Instruction =>
Retype the material below. Keep every word exactly as it is.

Task inputs =>
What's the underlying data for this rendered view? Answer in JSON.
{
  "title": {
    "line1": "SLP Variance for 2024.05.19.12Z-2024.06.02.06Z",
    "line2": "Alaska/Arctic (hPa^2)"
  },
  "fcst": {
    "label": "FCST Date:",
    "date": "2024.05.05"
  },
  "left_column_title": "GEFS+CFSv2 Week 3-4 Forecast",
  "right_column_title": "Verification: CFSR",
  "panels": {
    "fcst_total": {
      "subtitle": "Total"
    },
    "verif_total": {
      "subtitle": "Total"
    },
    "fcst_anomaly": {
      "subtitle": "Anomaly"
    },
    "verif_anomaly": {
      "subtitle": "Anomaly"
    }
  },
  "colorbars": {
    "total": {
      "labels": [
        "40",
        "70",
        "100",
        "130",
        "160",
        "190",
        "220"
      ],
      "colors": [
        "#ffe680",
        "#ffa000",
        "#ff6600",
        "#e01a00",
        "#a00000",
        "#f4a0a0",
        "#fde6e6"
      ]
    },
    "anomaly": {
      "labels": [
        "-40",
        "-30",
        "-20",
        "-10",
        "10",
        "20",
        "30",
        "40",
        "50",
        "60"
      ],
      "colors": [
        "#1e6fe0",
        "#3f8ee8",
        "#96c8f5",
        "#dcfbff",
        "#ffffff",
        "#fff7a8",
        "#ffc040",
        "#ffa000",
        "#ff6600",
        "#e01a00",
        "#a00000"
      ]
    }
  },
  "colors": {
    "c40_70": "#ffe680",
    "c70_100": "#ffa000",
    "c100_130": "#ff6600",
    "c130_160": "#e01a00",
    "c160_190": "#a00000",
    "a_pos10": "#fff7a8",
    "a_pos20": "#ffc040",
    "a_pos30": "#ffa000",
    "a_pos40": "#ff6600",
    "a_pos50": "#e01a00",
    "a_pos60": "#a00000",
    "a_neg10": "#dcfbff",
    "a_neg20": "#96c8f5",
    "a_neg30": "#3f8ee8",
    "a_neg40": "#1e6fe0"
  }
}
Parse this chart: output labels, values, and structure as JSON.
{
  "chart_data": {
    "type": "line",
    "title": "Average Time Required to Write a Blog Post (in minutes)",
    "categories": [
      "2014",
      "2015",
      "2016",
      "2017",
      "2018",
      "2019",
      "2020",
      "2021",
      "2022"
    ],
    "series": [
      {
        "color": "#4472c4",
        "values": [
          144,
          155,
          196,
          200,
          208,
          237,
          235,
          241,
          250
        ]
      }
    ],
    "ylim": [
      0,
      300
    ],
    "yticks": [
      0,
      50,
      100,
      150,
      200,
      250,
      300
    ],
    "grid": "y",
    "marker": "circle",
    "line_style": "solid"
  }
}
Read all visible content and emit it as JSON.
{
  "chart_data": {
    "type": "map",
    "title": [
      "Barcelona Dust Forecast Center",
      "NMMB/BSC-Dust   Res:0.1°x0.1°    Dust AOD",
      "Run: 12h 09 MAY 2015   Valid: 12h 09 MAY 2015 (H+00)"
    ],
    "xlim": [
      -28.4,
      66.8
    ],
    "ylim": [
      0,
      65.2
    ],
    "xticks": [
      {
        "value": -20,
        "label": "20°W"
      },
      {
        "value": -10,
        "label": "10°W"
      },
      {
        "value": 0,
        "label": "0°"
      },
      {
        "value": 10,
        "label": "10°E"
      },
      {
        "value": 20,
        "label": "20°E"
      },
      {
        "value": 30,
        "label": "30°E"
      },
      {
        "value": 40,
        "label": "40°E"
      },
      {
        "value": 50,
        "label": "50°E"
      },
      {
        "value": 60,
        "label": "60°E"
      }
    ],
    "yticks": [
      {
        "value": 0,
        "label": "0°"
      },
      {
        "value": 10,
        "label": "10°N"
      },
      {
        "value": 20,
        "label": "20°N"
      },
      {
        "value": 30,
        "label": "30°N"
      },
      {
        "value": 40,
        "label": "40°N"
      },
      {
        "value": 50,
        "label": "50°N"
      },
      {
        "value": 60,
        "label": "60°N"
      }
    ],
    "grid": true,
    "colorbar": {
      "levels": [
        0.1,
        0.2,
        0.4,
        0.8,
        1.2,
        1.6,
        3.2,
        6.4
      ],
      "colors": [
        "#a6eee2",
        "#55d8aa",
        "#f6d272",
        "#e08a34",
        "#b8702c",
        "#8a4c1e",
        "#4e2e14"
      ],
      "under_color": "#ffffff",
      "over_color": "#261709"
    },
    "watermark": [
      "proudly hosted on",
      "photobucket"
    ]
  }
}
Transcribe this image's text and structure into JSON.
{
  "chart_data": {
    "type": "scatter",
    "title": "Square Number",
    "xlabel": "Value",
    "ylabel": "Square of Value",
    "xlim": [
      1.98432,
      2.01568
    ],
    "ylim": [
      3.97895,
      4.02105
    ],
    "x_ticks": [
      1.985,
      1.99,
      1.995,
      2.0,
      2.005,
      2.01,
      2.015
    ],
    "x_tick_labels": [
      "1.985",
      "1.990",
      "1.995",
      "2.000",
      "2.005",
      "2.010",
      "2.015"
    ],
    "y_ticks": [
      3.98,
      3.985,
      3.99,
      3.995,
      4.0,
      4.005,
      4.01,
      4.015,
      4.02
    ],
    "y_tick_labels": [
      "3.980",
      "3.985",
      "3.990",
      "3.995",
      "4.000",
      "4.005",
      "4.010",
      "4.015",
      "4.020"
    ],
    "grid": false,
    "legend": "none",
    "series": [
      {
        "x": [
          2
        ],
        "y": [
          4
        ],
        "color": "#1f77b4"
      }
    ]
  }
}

Solution below =>
What's the underlying data for this rendered view? Answer in JSON.
{
  "title": {
    "line1": "SLP Variance for 2024.05.19.12Z-2024.06.02.06Z",
    "line2": "Alaska/Arctic (hPa^2)"
  },
  "fcst": {
    "label": "FCST Date:",
    "date": "2024.05.05"
  },
  "left_column_title": "GEFS+CFSv2 Week 3-4 Forecast",
  "right_column_title": "Verification: CFSR",
  "panels": {
    "fcst_total": {
      "subtitle": "Total"
    },
    "verif_total": {
      "subtitle": "Total"
    },
    "fcst_anomaly": {
      "subtitle": "Anomaly"
    },
    "verif_anomaly": {
      "subtitle": "Anomaly"
    }
  },
  "colorbars": {
    "total": {
      "labels": [
        "40",
        "70",
        "100",
        "130",
        "160",
        "190",
        "220"
      ],
      "colors": [
        "#ffe680",
        "#ffa000",
        "#ff6600",
        "#e01a00",
        "#a00000",
        "#f4a0a0",
        "#fde6e6"
      ]
    },
    "anomaly": {
      "labels": [
        "-40",
        "-30",
        "-20",
        "-10",
        "10",
        "20",
        "30",
        "40",
        "50",
        "60"
      ],
      "colors": [
        "#1e6fe0",
        "#3f8ee8",
        "#96c8f5",
        "#dcfbff",
        "#ffffff",
        "#fff7a8",
        "#ffc040",
        "#ffa000",
        "#ff6600",
        "#e01a00",
        "#a00000"
      ]
    }
  },
  "colors": {
    "c40_70": "#ffe680",
    "c70_100": "#ffa000",
    "c100_130": "#ff6600",
    "c130_160": "#e01a00",
    "c160_190": "#a00000",
    "a_pos10": "#fff7a8",
    "a_pos20": "#ffc040",
    "a_pos30": "#ffa000",
    "a_pos40": "#ff6600",
    "a_pos50": "#e01a00",
    "a_pos60": "#a00000",
    "a_neg10": "#dcfbff",
    "a_neg20": "#96c8f5",
    "a_neg30": "#3f8ee8",
    "a_neg40": "#1e6fe0"
  }
}
Parse this chart: output labels, values, and structure as JSON.
{
  "chart_data": {
    "type": "line",
    "title": "Average Time Required to Write a Blog Post (in minutes)",
    "categories": [
      "2014",
      "2015",
      "2016",
      "2017",
      "2018",
      "2019",
      "2020",
      "2021",
      "2022"
    ],
    "series": [
      {
        "color": "#4472c4",
        "values": [
          144,
          155,
          196,
          200,
          208,
          237,
          235,
          241,
          250
        ]
      }
    ],
    "ylim": [
      0,
      300
    ],
    "yticks": [
      0,
      50,
      100,
      150,
      200,
      250,
      300
    ],
    "grid": "y",
    "marker": "circle",
    "line_style": "solid"
  }
}
Read all visible content and emit it as JSON.
{
  "chart_data": {
    "type": "map",
    "title": [
      "Barcelona Dust Forecast Center",
      "NMMB/BSC-Dust   Res:0.1°x0.1°    Dust AOD",
      "Run: 12h 09 MAY 2015   Valid: 12h 09 MAY 2015 (H+00)"
    ],
    "xlim": [
      -28.4,
      66.8
    ],
    "ylim": [
      0,
      65.2
    ],
    "xticks": [
      {
        "value": -20,
        "label": "20°W"
      },
      {
        "value": -10,
        "label": "10°W"
      },
      {
        "value": 0,
        "label": "0°"
      },
      {
        "value": 10,
        "label": "10°E"
      },
      {
        "value": 20,
        "label": "20°E"
      },
      {
        "value": 30,
        "label": "30°E"
      },
      {
        "value": 40,
        "label": "40°E"
      },
      {
        "value": 50,
        "label": "50°E"
      },
      {
        "value": 60,
        "label": "60°E"
      }
    ],
    "yticks": [
      {
        "value": 0,
        "label": "0°"
      },
      {
        "value": 10,
        "label": "10°N"
      },
      {
        "value": 20,
        "label": "20°N"
      },
      {
        "value": 30,
        "label": "30°N"
      },
      {
        "value": 40,
        "label": "40°N"
      },
      {
        "value": 50,
        "label": "50°N"
      },
      {
        "value": 60,
        "label": "60°N"
      }
    ],
    "grid": true,
    "colorbar": {
      "levels": [
        0.1,
        0.2,
        0.4,
        0.8,
        1.2,
        1.6,
        3.2,
        6.4
      ],
      "colors": [
        "#a6eee2",
        "#55d8aa",
        "#f6d272",
        "#e08a34",
        "#b8702c",
        "#8a4c1e",
        "#4e2e14"
      ],
      "under_color": "#ffffff",
      "over_color": "#261709"
    },
    "watermark": [
      "proudly hosted on",
      "photobucket"
    ]
  }
}
Transcribe this image's text and structure into JSON.
{
  "chart_data": {
    "type": "scatter",
    "title": "Square Number",
    "xlabel": "Value",
    "ylabel": "Square of Value",
    "xlim": [
      1.98432,
      2.01568
    ],
    "ylim": [
      3.97895,
      4.02105
    ],
    "x_ticks": [
      1.985,
      1.99,
      1.995,
      2.0,
      2.005,
      2.01,
      2.015
    ],
    "x_tick_labels": [
      "1.985",
      "1.990",
      "1.995",
      "2.000",
      "2.005",
      "2.010",
      "2.015"
    ],
    "y_ticks": [
      3.98,
      3.985,
      3.99,
      3.995,
      4.0,
      4.005,
      4.01,
      4.015,
      4.02
    ],
    "y_tick_labels": [
      "3.980",
      "3.985",
      "3.990",
      "3.995",
      "4.000",
      "4.005",
      "4.010",
      "4.015",
      "4.020"
    ],
    "grid": false,
    "legend": "none",
    "series": [
      {
        "x": [
          2
        ],
        "y": [
          4
        ],
        "color": "#1f77b4"
      }
    ]
  }
}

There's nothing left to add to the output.